所给文本:
/---

机制化数据溯源:可解释性大模型单元的训源追踪
Mechanistic Data Attribution: Tracing the Training Origins of Interpretable LLM Units
January 29, 2026
作者: Jianhui Chen, Yuzhang Luo, Liangming Pan
cs.AI
摘要
尽管机械可解释性研究已在大型语言模型中发现可解释电路,但其在训练数据中的因果起源仍不明确。我们提出机械数据归因(MDA)框架,该可扩展方法利用影响函数将可解释单元溯源至特定训练样本。通过对Pythia模型系列的广泛实验,我们因果验证了目标干预——移除或增强少量高影响力样本——能显著调控可解释注意力头的形成,而随机干预则无此效果。分析表明,重复性结构化数据(如LaTeX、XML)发挥着机械催化剂作用。此外,针对归纳头形成的干预会同步改变模型的上下文学习能力,这为归纳头与上下文学习功能关联的长期假说提供了直接因果证据。最后,我们提出一种机械数据增强流程,能持续加速不同规模模型的电路收敛,为引导大语言模型发展轨迹提供了原理性方法。

\---

待办任务:
[1] 请将所给文本中从“机制化数据溯源:可解释性大模型单元的训源追踪”到“型发展轨迹提供了原理性方法。”的内容(包括这两处)原样抄录下来。
[2] 把所给文本里的“分析表明,重复性结构化数据(如LaTeX、XML)发挥着机械催化剂作用。”这句话译成英文。

条目列表:
/---

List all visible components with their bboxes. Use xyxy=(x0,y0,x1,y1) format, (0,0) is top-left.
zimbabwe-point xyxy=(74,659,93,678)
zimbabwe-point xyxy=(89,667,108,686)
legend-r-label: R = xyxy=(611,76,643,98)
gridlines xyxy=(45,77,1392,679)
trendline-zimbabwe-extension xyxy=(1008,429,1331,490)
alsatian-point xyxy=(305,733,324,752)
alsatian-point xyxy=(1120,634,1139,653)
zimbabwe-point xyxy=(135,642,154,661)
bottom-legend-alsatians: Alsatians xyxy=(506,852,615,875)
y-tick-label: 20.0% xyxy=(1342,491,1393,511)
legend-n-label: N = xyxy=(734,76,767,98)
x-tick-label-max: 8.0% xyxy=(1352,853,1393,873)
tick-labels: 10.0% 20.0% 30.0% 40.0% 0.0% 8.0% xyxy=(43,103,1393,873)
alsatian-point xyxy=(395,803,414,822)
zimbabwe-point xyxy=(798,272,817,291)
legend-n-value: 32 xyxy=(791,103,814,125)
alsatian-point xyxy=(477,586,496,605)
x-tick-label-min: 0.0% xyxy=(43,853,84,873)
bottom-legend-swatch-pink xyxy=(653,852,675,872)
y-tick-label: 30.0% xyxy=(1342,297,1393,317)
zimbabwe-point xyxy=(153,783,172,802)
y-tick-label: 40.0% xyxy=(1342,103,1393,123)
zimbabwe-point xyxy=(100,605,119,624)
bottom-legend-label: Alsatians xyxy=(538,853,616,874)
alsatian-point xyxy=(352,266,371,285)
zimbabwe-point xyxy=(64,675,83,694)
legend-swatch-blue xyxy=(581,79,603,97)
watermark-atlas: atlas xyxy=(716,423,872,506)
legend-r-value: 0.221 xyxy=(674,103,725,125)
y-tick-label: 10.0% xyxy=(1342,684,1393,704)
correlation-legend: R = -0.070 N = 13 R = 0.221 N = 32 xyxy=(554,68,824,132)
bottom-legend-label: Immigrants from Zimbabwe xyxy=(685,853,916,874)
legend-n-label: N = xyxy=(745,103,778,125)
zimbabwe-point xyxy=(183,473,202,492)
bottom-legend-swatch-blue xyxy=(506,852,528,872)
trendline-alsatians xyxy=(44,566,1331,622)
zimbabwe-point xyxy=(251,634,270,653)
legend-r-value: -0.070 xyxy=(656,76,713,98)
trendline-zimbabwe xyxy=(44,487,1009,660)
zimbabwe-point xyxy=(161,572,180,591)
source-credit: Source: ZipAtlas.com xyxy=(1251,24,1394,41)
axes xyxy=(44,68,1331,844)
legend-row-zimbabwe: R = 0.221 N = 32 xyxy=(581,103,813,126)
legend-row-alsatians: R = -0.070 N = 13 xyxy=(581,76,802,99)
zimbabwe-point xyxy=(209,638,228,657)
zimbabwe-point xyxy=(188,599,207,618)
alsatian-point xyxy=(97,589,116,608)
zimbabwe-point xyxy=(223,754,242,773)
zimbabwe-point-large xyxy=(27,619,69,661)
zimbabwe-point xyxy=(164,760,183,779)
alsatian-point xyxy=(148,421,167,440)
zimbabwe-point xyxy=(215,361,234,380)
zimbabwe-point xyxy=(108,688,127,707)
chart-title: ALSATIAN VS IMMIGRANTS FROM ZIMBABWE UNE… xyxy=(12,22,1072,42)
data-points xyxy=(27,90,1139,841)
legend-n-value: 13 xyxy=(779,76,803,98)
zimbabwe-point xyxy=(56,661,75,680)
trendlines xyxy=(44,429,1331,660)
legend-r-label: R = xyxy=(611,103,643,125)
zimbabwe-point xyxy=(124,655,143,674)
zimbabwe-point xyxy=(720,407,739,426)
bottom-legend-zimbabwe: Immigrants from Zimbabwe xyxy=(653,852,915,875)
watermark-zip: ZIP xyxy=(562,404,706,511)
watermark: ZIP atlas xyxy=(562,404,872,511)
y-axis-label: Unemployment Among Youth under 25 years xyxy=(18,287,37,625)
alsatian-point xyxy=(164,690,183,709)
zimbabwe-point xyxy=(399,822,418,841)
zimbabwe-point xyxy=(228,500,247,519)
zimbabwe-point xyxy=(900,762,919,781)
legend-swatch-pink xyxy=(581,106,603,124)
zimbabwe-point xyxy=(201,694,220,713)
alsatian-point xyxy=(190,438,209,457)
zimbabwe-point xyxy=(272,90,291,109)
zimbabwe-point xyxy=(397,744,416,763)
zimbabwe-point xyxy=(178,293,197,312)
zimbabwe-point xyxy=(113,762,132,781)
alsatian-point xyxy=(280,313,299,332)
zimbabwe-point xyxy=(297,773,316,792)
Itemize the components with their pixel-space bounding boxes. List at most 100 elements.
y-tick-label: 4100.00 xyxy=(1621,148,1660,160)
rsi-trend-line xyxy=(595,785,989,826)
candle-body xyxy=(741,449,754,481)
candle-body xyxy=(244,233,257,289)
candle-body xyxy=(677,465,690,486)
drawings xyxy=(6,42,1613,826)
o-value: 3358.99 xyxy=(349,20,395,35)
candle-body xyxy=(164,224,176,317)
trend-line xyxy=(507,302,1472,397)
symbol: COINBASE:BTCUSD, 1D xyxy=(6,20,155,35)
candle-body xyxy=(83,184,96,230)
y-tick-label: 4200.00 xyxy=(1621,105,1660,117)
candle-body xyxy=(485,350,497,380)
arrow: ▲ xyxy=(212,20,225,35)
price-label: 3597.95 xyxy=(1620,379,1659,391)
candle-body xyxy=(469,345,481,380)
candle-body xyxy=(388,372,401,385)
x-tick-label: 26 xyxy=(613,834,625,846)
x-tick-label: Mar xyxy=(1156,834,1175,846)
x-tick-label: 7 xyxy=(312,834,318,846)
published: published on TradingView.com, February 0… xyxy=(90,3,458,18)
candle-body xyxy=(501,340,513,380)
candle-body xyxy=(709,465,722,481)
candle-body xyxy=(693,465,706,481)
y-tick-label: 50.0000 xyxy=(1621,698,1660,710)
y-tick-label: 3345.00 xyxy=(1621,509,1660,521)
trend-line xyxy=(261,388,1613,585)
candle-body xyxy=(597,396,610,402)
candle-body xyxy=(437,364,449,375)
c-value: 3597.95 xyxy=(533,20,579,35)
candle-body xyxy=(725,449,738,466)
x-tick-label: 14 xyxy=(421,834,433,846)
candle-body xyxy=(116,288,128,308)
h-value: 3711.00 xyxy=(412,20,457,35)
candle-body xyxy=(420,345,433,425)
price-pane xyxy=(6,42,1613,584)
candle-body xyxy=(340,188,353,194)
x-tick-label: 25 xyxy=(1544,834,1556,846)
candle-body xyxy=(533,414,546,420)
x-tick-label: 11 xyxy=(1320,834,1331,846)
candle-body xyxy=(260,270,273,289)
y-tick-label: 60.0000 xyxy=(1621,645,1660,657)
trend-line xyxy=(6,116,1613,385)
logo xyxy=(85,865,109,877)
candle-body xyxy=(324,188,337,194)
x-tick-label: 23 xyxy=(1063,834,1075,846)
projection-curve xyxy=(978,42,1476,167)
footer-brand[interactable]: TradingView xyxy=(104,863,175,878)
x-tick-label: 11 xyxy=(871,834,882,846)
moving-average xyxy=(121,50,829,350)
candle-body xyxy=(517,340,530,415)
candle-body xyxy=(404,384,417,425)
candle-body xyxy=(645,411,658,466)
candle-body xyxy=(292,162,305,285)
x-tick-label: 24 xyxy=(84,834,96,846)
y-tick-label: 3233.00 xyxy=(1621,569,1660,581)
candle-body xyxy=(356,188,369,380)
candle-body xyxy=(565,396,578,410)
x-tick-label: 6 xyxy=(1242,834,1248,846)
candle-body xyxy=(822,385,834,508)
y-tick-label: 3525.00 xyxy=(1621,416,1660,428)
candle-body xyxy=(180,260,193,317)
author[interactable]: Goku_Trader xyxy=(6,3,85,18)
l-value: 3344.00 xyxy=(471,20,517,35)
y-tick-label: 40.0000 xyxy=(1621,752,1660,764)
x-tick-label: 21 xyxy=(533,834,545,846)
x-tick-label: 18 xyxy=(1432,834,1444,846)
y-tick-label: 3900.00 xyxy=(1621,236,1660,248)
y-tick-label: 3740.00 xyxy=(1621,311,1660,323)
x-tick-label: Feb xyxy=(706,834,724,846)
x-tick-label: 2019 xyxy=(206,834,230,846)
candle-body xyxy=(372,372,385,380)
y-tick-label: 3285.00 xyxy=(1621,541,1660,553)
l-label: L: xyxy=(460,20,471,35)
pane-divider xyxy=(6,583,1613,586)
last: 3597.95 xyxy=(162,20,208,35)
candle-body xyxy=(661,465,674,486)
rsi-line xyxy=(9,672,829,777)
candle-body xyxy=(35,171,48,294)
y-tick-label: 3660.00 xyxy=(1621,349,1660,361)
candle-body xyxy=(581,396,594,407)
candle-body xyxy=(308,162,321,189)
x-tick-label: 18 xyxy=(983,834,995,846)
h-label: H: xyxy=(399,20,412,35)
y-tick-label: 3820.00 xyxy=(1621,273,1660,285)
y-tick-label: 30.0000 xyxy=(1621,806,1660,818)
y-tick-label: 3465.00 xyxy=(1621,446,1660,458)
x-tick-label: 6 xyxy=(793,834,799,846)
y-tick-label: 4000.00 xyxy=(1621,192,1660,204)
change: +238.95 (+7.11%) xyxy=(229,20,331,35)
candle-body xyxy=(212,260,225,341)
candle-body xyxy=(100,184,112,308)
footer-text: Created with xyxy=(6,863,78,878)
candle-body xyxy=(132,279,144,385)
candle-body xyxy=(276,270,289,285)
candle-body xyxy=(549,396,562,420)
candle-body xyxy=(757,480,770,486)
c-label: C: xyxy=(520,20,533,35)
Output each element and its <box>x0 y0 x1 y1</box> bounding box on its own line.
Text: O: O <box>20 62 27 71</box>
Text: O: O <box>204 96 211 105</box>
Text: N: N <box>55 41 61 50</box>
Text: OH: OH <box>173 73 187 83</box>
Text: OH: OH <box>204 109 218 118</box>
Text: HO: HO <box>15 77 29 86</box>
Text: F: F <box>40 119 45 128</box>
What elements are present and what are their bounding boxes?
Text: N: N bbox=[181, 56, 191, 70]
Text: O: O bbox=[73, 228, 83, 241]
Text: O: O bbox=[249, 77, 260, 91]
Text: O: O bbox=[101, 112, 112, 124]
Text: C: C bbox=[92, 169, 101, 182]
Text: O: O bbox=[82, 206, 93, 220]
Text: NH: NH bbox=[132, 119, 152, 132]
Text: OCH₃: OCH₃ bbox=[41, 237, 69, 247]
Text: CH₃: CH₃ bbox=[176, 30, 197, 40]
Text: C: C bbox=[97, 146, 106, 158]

\---

任务答案:
[1]
机制化数据溯源:可解释性大模型单元的训源追踪
Mechanistic Data Attribution: Tracing the Training Origins of Interpretable LLM Units
January 29, 2026
作者: Jianhui Chen, Yuzhang Luo, Liangming Pan
cs.AI
摘要
尽管机械可解释性研究已在大型语言模型中发现可解释电路,但其在训练数据中的因果起源仍不明确。我们提出机械数据归因(MDA)框架,该可扩展方法利用影响函数将可解释单元溯源至特定训练样本。通过对Pythia模型系列的广泛实验,我们因果验证了目标干预——移除或增强少量高影响力样本——能显著调控可解释注意力头的形成,而随机干预则无此效果。分析表明,重复性结构化数据(如LaTeX、XML)发挥着机械催化剂作用。此外,针对归纳头形成的干预会同步改变模型的上下文学习能力,这为归纳头与上下文学习功能关联的长期假说提供了直接因果证据。最后,我们提出一种机械数据增强流程,能持续加速不同规模模型的电路收敛,为引导大语言模型发展轨迹提供了原理性方法。

[2] The analysis shows that repetitive structured data (such as LaTeX and XML) acts as a mechanistic catalyst.